Exercise instructions –
Exactly reproduce the lines from the line that has "Convert this document image to plain text." down to the last line of the entries, inclusive.

Exercise data –
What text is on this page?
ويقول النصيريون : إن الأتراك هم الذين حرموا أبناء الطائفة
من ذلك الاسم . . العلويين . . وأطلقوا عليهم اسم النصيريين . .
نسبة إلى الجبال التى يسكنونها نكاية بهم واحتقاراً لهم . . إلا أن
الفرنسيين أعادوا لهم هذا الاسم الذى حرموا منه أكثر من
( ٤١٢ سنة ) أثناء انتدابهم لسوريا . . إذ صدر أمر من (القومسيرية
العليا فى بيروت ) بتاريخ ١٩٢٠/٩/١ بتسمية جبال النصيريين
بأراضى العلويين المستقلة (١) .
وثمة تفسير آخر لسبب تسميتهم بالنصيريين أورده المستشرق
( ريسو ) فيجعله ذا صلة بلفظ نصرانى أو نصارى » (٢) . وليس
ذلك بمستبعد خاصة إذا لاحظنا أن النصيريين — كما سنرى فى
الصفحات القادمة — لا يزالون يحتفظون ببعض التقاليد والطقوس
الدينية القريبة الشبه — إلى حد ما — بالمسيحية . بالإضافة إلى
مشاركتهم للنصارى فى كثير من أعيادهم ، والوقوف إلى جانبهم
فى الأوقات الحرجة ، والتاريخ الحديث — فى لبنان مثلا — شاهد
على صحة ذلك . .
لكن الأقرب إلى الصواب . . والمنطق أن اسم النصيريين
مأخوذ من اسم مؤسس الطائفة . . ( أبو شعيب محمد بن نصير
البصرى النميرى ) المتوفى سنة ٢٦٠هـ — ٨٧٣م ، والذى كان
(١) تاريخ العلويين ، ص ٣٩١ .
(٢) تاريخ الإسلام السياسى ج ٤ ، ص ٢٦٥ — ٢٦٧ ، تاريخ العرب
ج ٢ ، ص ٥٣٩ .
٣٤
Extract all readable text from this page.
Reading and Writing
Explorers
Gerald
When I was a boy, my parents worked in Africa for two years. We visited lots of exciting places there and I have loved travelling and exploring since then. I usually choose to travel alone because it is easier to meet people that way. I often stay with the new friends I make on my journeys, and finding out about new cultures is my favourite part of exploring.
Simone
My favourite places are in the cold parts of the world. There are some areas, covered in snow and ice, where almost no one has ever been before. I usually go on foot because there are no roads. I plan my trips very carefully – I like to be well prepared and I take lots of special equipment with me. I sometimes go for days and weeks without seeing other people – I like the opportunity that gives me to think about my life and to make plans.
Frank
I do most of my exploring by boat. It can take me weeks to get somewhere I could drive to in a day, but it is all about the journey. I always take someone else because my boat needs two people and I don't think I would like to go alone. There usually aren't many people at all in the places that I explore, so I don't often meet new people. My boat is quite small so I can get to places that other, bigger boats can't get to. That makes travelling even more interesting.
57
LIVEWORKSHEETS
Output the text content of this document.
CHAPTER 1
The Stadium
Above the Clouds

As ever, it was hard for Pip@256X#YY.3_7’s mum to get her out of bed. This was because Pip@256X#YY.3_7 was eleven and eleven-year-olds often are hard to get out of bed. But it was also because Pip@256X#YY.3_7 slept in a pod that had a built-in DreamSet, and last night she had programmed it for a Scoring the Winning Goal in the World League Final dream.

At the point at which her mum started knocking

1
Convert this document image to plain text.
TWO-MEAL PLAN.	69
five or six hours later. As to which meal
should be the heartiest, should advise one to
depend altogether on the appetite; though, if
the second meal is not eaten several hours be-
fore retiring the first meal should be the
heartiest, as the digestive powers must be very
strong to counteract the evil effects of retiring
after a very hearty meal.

Task result –
Convert this document image to plain text.
TWO-MEAL PLAN.	69
five or six hours later. As to which meal
should be the heartiest, should advise one to
depend altogether on the appetite; though, if
the second meal is not eaten several hours be-
fore retiring the first meal should be the
heartiest, as the digestive powers must be very
strong to counteract the evil effects of retiring
after a very hearty meal.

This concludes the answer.